(Figure record listings)

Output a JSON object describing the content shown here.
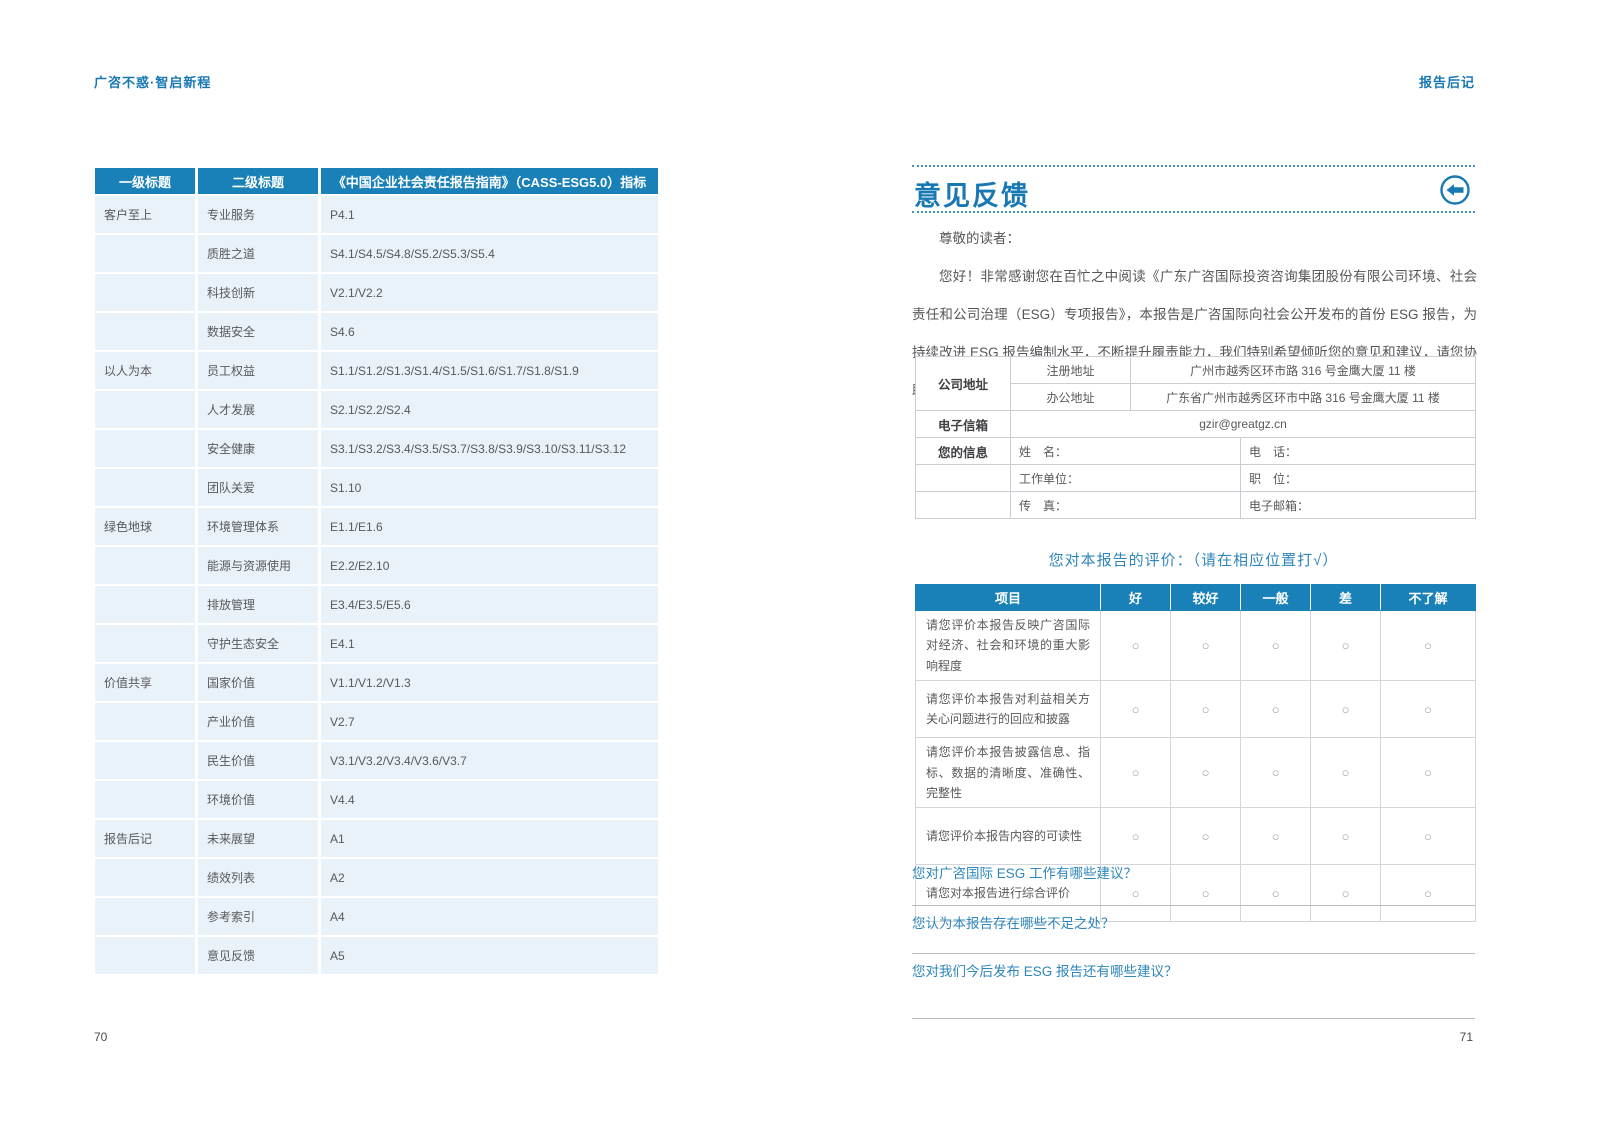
{
  "colors": {
    "accent_blue": "#1a80b8",
    "title_blue": "#1878b4",
    "light_row": "#e9f2f9",
    "text_gray": "#58595b"
  },
  "page_left": {
    "running_head": "广咨不惑·智启新程",
    "page_number": "70",
    "index_table": {
      "headers": [
        "一级标题",
        "二级标题",
        "《中国企业社会责任报告指南》（CASS-ESG5.0）指标"
      ],
      "rows": [
        {
          "l1": "客户至上",
          "l2": "专业服务",
          "idx": "P4.1"
        },
        {
          "l1": "",
          "l2": "质胜之道",
          "idx": "S4.1/S4.5/S4.8/S5.2/S5.3/S5.4"
        },
        {
          "l1": "",
          "l2": "科技创新",
          "idx": "V2.1/V2.2"
        },
        {
          "l1": "",
          "l2": "数据安全",
          "idx": "S4.6"
        },
        {
          "l1": "以人为本",
          "l2": "员工权益",
          "idx": "S1.1/S1.2/S1.3/S1.4/S1.5/S1.6/S1.7/S1.8/S1.9"
        },
        {
          "l1": "",
          "l2": "人才发展",
          "idx": "S2.1/S2.2/S2.4"
        },
        {
          "l1": "",
          "l2": "安全健康",
          "idx": "S3.1/S3.2/S3.4/S3.5/S3.7/S3.8/S3.9/S3.10/S3.11/S3.12"
        },
        {
          "l1": "",
          "l2": "团队关爱",
          "idx": "S1.10"
        },
        {
          "l1": "绿色地球",
          "l2": "环境管理体系",
          "idx": "E1.1/E1.6"
        },
        {
          "l1": "",
          "l2": "能源与资源使用",
          "idx": "E2.2/E2.10"
        },
        {
          "l1": "",
          "l2": "排放管理",
          "idx": "E3.4/E3.5/E5.6"
        },
        {
          "l1": "",
          "l2": "守护生态安全",
          "idx": "E4.1"
        },
        {
          "l1": "价值共享",
          "l2": "国家价值",
          "idx": "V1.1/V1.2/V1.3"
        },
        {
          "l1": "",
          "l2": "产业价值",
          "idx": "V2.7"
        },
        {
          "l1": "",
          "l2": "民生价值",
          "idx": "V3.1/V3.2/V3.4/V3.6/V3.7"
        },
        {
          "l1": "",
          "l2": "环境价值",
          "idx": "V4.4"
        },
        {
          "l1": "报告后记",
          "l2": "未来展望",
          "idx": "A1"
        },
        {
          "l1": "",
          "l2": "绩效列表",
          "idx": "A2"
        },
        {
          "l1": "",
          "l2": "参考索引",
          "idx": "A4"
        },
        {
          "l1": "",
          "l2": "意见反馈",
          "idx": "A5"
        }
      ]
    }
  },
  "page_right": {
    "running_head": "报告后记",
    "page_number": "71",
    "section_title": "意见反馈",
    "back_icon": "circle-left-arrow",
    "salutation": "尊敬的读者：",
    "intro": "您好！非常感谢您在百忙之中阅读《广东广咨国际投资咨询集团股份有限公司环境、社会责任和公司治理（ESG）专项报告》，本报告是广咨国际向社会公开发布的首份 ESG 报告，为持续改进 ESG 报告编制水平，不断提升履责能力，我们特别希望倾听您的意见和建议，请您协助完成意见反馈表中的相关问题，并选择以下方式反馈给我们：",
    "contact_table": {
      "company_address_label": "公司地址",
      "registered_label": "注册地址",
      "registered_value": "广州市越秀区环市路 316 号金鹰大厦 11 楼",
      "office_label": "办公地址",
      "office_value": "广东省广州市越秀区环市中路 316 号金鹰大厦 11 楼",
      "email_label": "电子信箱",
      "email_value": "gzir@greatgz.cn",
      "info_label": "您的信息",
      "fields": [
        [
          "姓　名：",
          "电　话："
        ],
        [
          "工作单位：",
          "职　位："
        ],
        [
          "传　真：",
          "电子邮箱："
        ]
      ]
    },
    "rating": {
      "heading": "您对本报告的评价：（请在相应位置打√）",
      "columns": [
        "项目",
        "好",
        "较好",
        "一般",
        "差",
        "不了解"
      ],
      "circle": "○",
      "items": [
        "请您评价本报告反映广咨国际对经济、社会和环境的重大影响程度",
        "请您评价本报告对利益相关方关心问题进行的回应和披露",
        "请您评价本报告披露信息、指标、数据的清晰度、准确性、完整性",
        "请您评价本报告内容的可读性",
        "请您对本报告进行综合评价"
      ]
    },
    "questions": [
      "您对广咨国际 ESG 工作有哪些建议？",
      "您认为本报告存在哪些不足之处？",
      "您对我们今后发布 ESG 报告还有哪些建议？"
    ]
  }
}
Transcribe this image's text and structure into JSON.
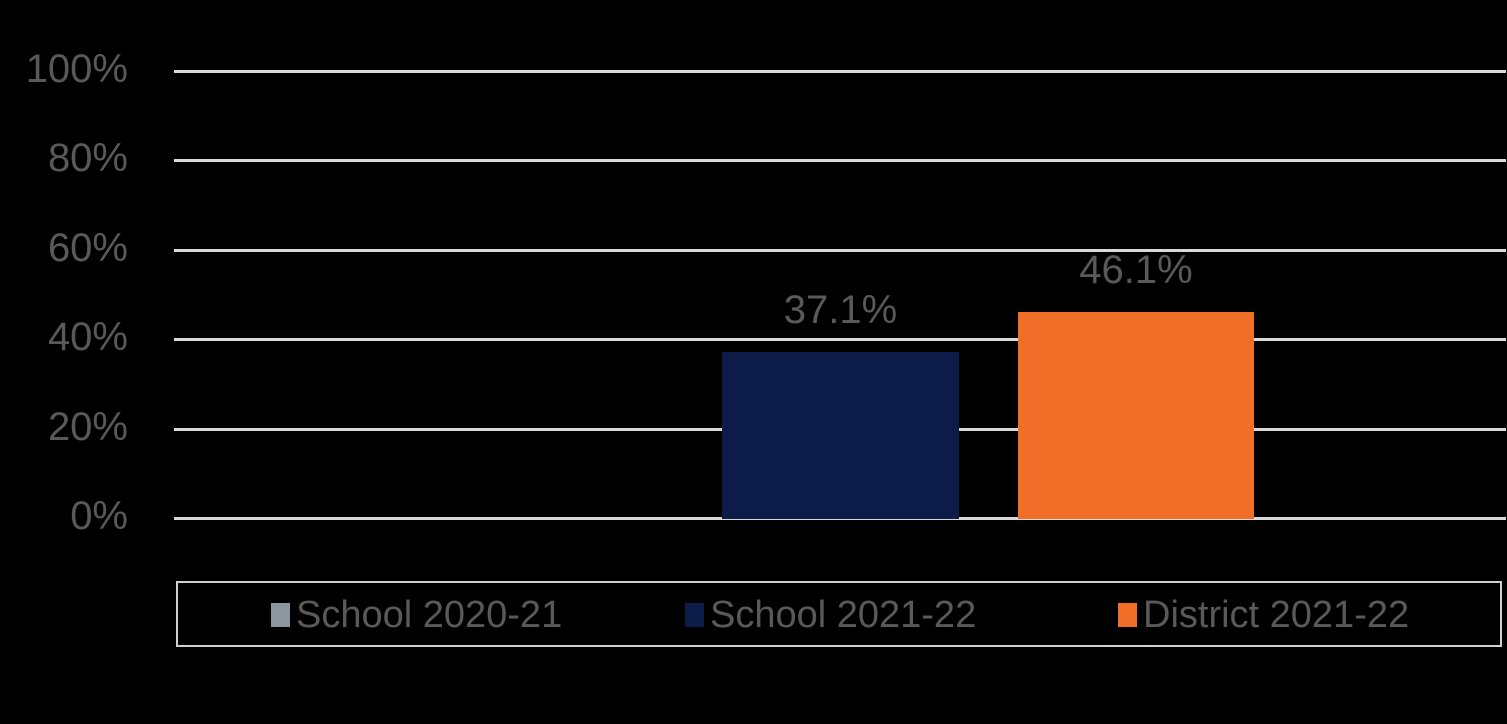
{
  "chart_data": {
    "type": "bar",
    "title": "",
    "xlabel": "",
    "ylabel": "",
    "ylim": [
      0,
      100
    ],
    "yticks": [
      "0%",
      "20%",
      "40%",
      "60%",
      "80%",
      "100%"
    ],
    "grid": true,
    "legend_position": "bottom",
    "categories": [
      ""
    ],
    "series": [
      {
        "name": "School 2020-21",
        "values": [
          null
        ],
        "color": "#8c96a0"
      },
      {
        "name": "School 2021-22",
        "values": [
          37.1
        ],
        "label": "37.1%",
        "color": "#0d1b48"
      },
      {
        "name": "District 2021-22",
        "values": [
          46.1
        ],
        "label": "46.1%",
        "color": "#f06e27"
      }
    ]
  }
}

EXERCISE GOAL: Restate each of the entries above word for word and skip every image.

TASK ANSWER:
Output a JSON object describing the content shown here.
{
  "colors": {
    "accent_blue": "#1a80b8",
    "title_blue": "#1878b4",
    "light_row": "#e9f2f9",
    "text_gray": "#58595b"
  },
  "page_left": {
    "running_head": "广咨不惑·智启新程",
    "page_number": "70",
    "index_table": {
      "headers": [
        "一级标题",
        "二级标题",
        "《中国企业社会责任报告指南》（CASS-ESG5.0）指标"
      ],
      "rows": [
        {
          "l1": "客户至上",
          "l2": "专业服务",
          "idx": "P4.1"
        },
        {
          "l1": "",
          "l2": "质胜之道",
          "idx": "S4.1/S4.5/S4.8/S5.2/S5.3/S5.4"
        },
        {
          "l1": "",
          "l2": "科技创新",
          "idx": "V2.1/V2.2"
        },
        {
          "l1": "",
          "l2": "数据安全",
          "idx": "S4.6"
        },
        {
          "l1": "以人为本",
          "l2": "员工权益",
          "idx": "S1.1/S1.2/S1.3/S1.4/S1.5/S1.6/S1.7/S1.8/S1.9"
        },
        {
          "l1": "",
          "l2": "人才发展",
          "idx": "S2.1/S2.2/S2.4"
        },
        {
          "l1": "",
          "l2": "安全健康",
          "idx": "S3.1/S3.2/S3.4/S3.5/S3.7/S3.8/S3.9/S3.10/S3.11/S3.12"
        },
        {
          "l1": "",
          "l2": "团队关爱",
          "idx": "S1.10"
        },
        {
          "l1": "绿色地球",
          "l2": "环境管理体系",
          "idx": "E1.1/E1.6"
        },
        {
          "l1": "",
          "l2": "能源与资源使用",
          "idx": "E2.2/E2.10"
        },
        {
          "l1": "",
          "l2": "排放管理",
          "idx": "E3.4/E3.5/E5.6"
        },
        {
          "l1": "",
          "l2": "守护生态安全",
          "idx": "E4.1"
        },
        {
          "l1": "价值共享",
          "l2": "国家价值",
          "idx": "V1.1/V1.2/V1.3"
        },
        {
          "l1": "",
          "l2": "产业价值",
          "idx": "V2.7"
        },
        {
          "l1": "",
          "l2": "民生价值",
          "idx": "V3.1/V3.2/V3.4/V3.6/V3.7"
        },
        {
          "l1": "",
          "l2": "环境价值",
          "idx": "V4.4"
        },
        {
          "l1": "报告后记",
          "l2": "未来展望",
          "idx": "A1"
        },
        {
          "l1": "",
          "l2": "绩效列表",
          "idx": "A2"
        },
        {
          "l1": "",
          "l2": "参考索引",
          "idx": "A4"
        },
        {
          "l1": "",
          "l2": "意见反馈",
          "idx": "A5"
        }
      ]
    }
  },
  "page_right": {
    "running_head": "报告后记",
    "page_number": "71",
    "section_title": "意见反馈",
    "back_icon": "circle-left-arrow",
    "salutation": "尊敬的读者：",
    "intro": "您好！非常感谢您在百忙之中阅读《广东广咨国际投资咨询集团股份有限公司环境、社会责任和公司治理（ESG）专项报告》，本报告是广咨国际向社会公开发布的首份 ESG 报告，为持续改进 ESG 报告编制水平，不断提升履责能力，我们特别希望倾听您的意见和建议，请您协助完成意见反馈表中的相关问题，并选择以下方式反馈给我们：",
    "contact_table": {
      "company_address_label": "公司地址",
      "registered_label": "注册地址",
      "registered_value": "广州市越秀区环市路 316 号金鹰大厦 11 楼",
      "office_label": "办公地址",
      "office_value": "广东省广州市越秀区环市中路 316 号金鹰大厦 11 楼",
      "email_label": "电子信箱",
      "email_value": "gzir@greatgz.cn",
      "info_label": "您的信息",
      "fields": [
        [
          "姓　名：",
          "电　话："
        ],
        [
          "工作单位：",
          "职　位："
        ],
        [
          "传　真：",
          "电子邮箱："
        ]
      ]
    },
    "rating": {
      "heading": "您对本报告的评价：（请在相应位置打√）",
      "columns": [
        "项目",
        "好",
        "较好",
        "一般",
        "差",
        "不了解"
      ],
      "circle": "○",
      "items": [
        "请您评价本报告反映广咨国际对经济、社会和环境的重大影响程度",
        "请您评价本报告对利益相关方关心问题进行的回应和披露",
        "请您评价本报告披露信息、指标、数据的清晰度、准确性、完整性",
        "请您评价本报告内容的可读性",
        "请您对本报告进行综合评价"
      ]
    },
    "questions": [
      "您对广咨国际 ESG 工作有哪些建议？",
      "您认为本报告存在哪些不足之处？",
      "您对我们今后发布 ESG 报告还有哪些建议？"
    ]
  }
}
Transcribe this image's text and structure into JSON.
{
  "chart_data": {
    "type": "bar",
    "title": "",
    "xlabel": "",
    "ylabel": "",
    "ylim": [
      0,
      100
    ],
    "yticks": [
      "0%",
      "20%",
      "40%",
      "60%",
      "80%",
      "100%"
    ],
    "grid": true,
    "legend_position": "bottom",
    "categories": [
      ""
    ],
    "series": [
      {
        "name": "School 2020-21",
        "values": [
          null
        ],
        "color": "#8c96a0"
      },
      {
        "name": "School 2021-22",
        "values": [
          37.1
        ],
        "label": "37.1%",
        "color": "#0d1b48"
      },
      {
        "name": "District 2021-22",
        "values": [
          46.1
        ],
        "label": "46.1%",
        "color": "#f06e27"
      }
    ]
  }
}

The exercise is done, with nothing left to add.